§ Task requirements
Identify and copy all lines of the material where the string "Отклонение" is found.

§ Dataset

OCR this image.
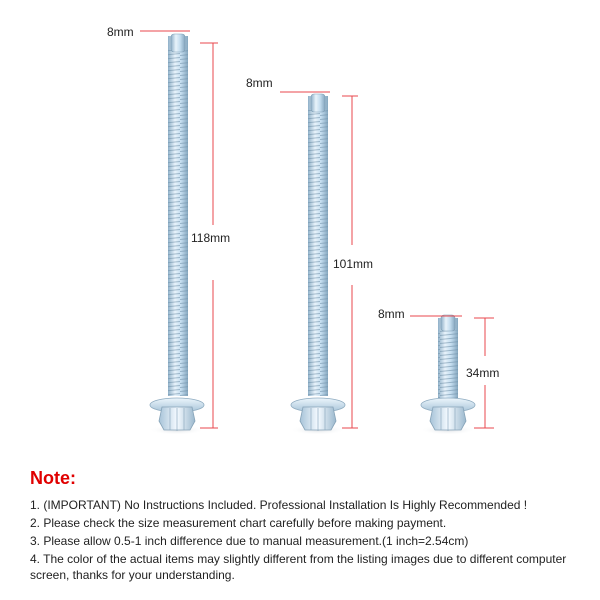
8mm
118mm
8mm
101mm
8mm
34mm
Note:
1. (IMPORTANT) No Instructions Included. Professional Installation Is Highly Recommended !
2. Please check the size measurement chart carefully before making payment.
3. Please allow 0.5-1 inch difference due to manual measurement.(1 inch=2.54cm)
4. The color of the actual items may slightly different from the listing images due to different computer screen, thanks for your understanding.
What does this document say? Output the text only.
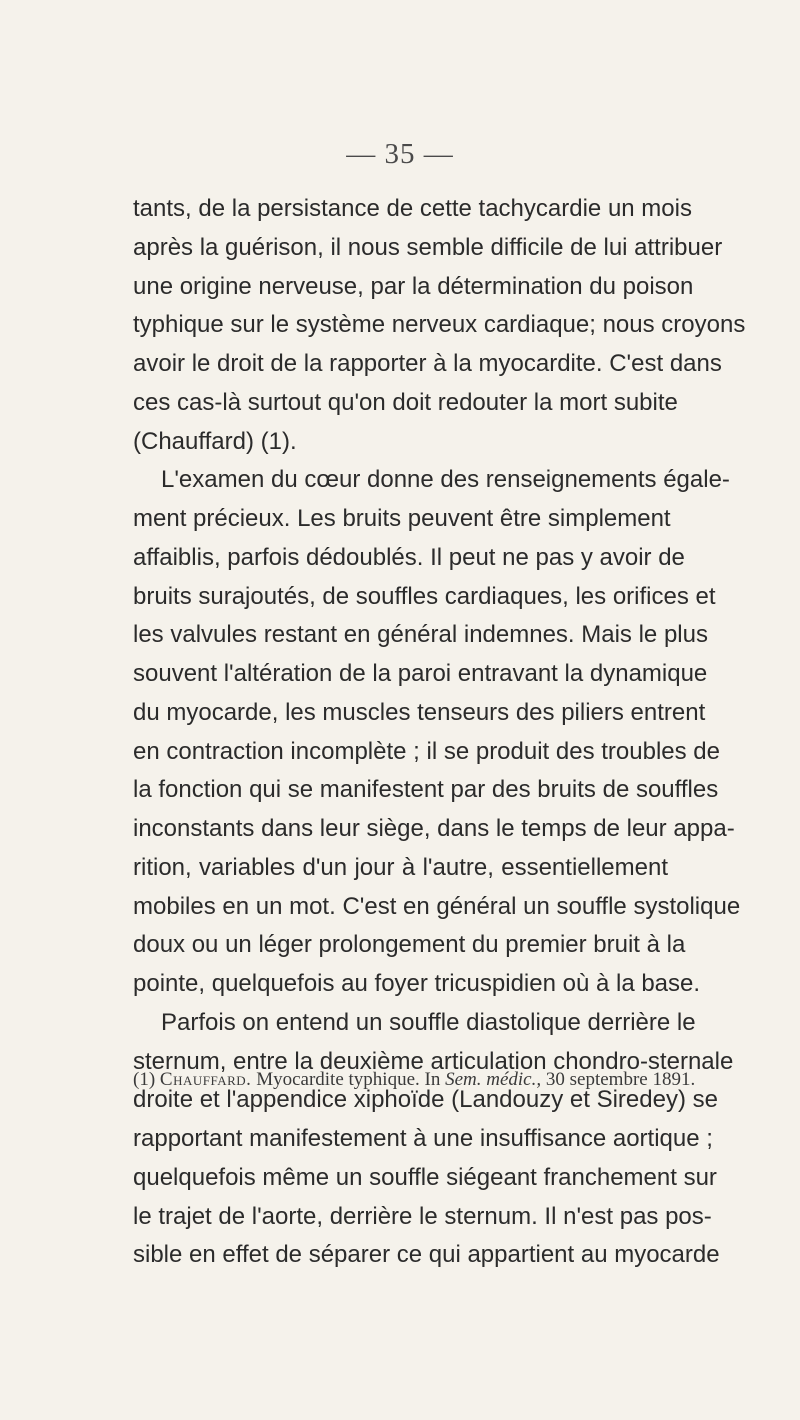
— 35 —
tants, de la persistance de cette tachycardie un mois
après la guérison, il nous semble difficile de lui attribuer
une origine nerveuse, par la détermination du poison
typhique sur le système nerveux cardiaque; nous croyons
avoir le droit de la rapporter à la myocardite. C'est dans
ces cas-là surtout qu'on doit redouter la mort subite
(Chauffard) (1).
L'examen du cœur donne des renseignements égale-
ment précieux. Les bruits peuvent être simplement
affaiblis, parfois dédoublés. Il peut ne pas y avoir de
bruits surajoutés, de souffles cardiaques, les orifices et
les valvules restant en général indemnes. Mais le plus
souvent l'altération de la paroi entravant la dynamique
du myocarde, les muscles tenseurs des piliers entrent
en contraction incomplète ; il se produit des troubles de
la fonction qui se manifestent par des bruits de souffles
inconstants dans leur siège, dans le temps de leur appa-
rition, variables d'un jour à l'autre, essentiellement
mobiles en un mot. C'est en général un souffle systolique
doux ou un léger prolongement du premier bruit à la
pointe, quelquefois au foyer tricuspidien où à la base.
Parfois on entend un souffle diastolique derrière le
sternum, entre la deuxième articulation chondro-sternale
droite et l'appendice xiphoïde (Landouzy et Siredey) se
rapportant manifestement à une insuffisance aortique ;
quelquefois même un souffle siégeant franchement sur
le trajet de l'aorte, derrière le sternum. Il n'est pas pos-
sible en effet de séparer ce qui appartient au myocarde
(1) Chauffard. Myocardite typhique. In Sem. médic., 30 septembre 1891.
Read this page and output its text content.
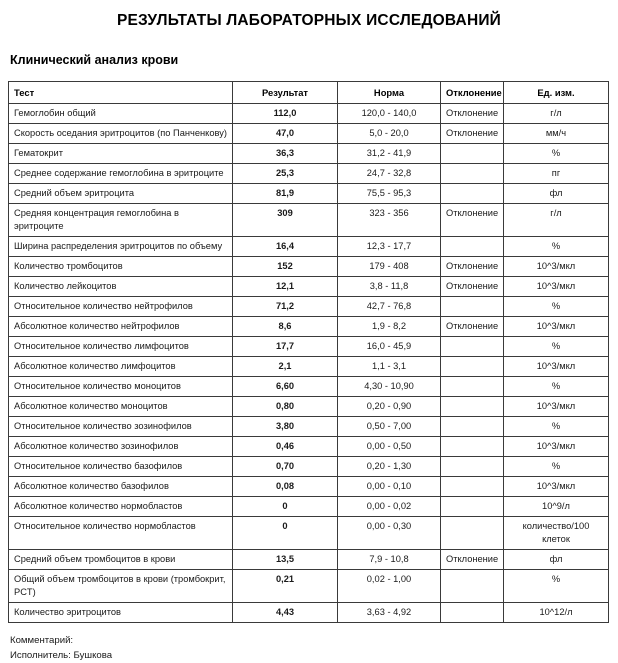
РЕЗУЛЬТАТЫ ЛАБОРАТОРНЫХ ИССЛЕДОВАНИЙ
Клинический анализ крови
Тест	Результат	Норма	Отклонение	Ед. изм.
Гемоглобин общий	112,0	120,0 - 140,0	Отклонение	г/л
Скорость оседания эритроцитов (по Панченкову)	47,0	5,0 - 20,0	Отклонение	мм/ч
Гематокрит	36,3	31,2 - 41,9		%
Среднее содержание гемоглобина в эритроците	25,3	24,7 - 32,8		пг
Средний объем эритроцита	81,9	75,5 - 95,3		фл
Средняя концентрация гемоглобина в эритроците	309	323 - 356	Отклонение	г/л
Ширина распределения эритроцитов по объему	16,4	12,3 - 17,7		%
Количество тромбоцитов	152	179 - 408	Отклонение	10^3/мкл
Количество лейкоцитов	12,1	3,8 - 11,8	Отклонение	10^3/мкл
Относительное количество нейтрофилов	71,2	42,7 - 76,8		%
Абсолютное количество нейтрофилов	8,6	1,9 - 8,2	Отклонение	10^3/мкл
Относительное количество лимфоцитов	17,7	16,0 - 45,9		%
Абсолютное количество лимфоцитов	2,1	1,1 - 3,1		10^3/мкл
Относительное количество моноцитов	6,60	4,30 - 10,90		%
Абсолютное количество моноцитов	0,80	0,20 - 0,90		10^3/мкл
Относительное количество зозинофилов	3,80	0,50 - 7,00		%
Абсолютное количество зозинофилов	0,46	0,00 - 0,50		10^3/мкл
Относительное количество базофилов	0,70	0,20 - 1,30		%
Абсолютное количество базофилов	0,08	0,00 - 0,10		10^3/мкл
Абсолютное количество нормобластов	0	0,00 - 0,02		10^9/л
Относительное количество нормобластов	0	0,00 - 0,30		количество/100 клеток
Средний объем тромбоцитов в крови	13,5	7,9 - 10,8	Отклонение	фл
Общий объем тромбоцитов в крови (тромбокрит, PCT)	0,21	0,02 - 1,00		%
Количество эритроцитов	4,43	3,63 - 4,92		10^12/л
Комментарий:
Исполнитель: Бушкова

§ Completed exercise
Тест	Результат	Норма	Отклонение	Ед. изм.
Гемоглобин общий	112,0	120,0 - 140,0	Отклонение	г/л
Скорость оседания эритроцитов (по Панченкову)	47,0	5,0 - 20,0	Отклонение	мм/ч
Средняя концентрация гемоглобина в эритроците	309	323 - 356	Отклонение	г/л
Количество тромбоцитов	152	179 - 408	Отклонение	10^3/мкл
Количество лейкоцитов	12,1	3,8 - 11,8	Отклонение	10^3/мкл
Абсолютное количество нейтрофилов	8,6	1,9 - 8,2	Отклонение	10^3/мкл
Средний объем тромбоцитов в крови	13,5	7,9 - 10,8	Отклонение	фл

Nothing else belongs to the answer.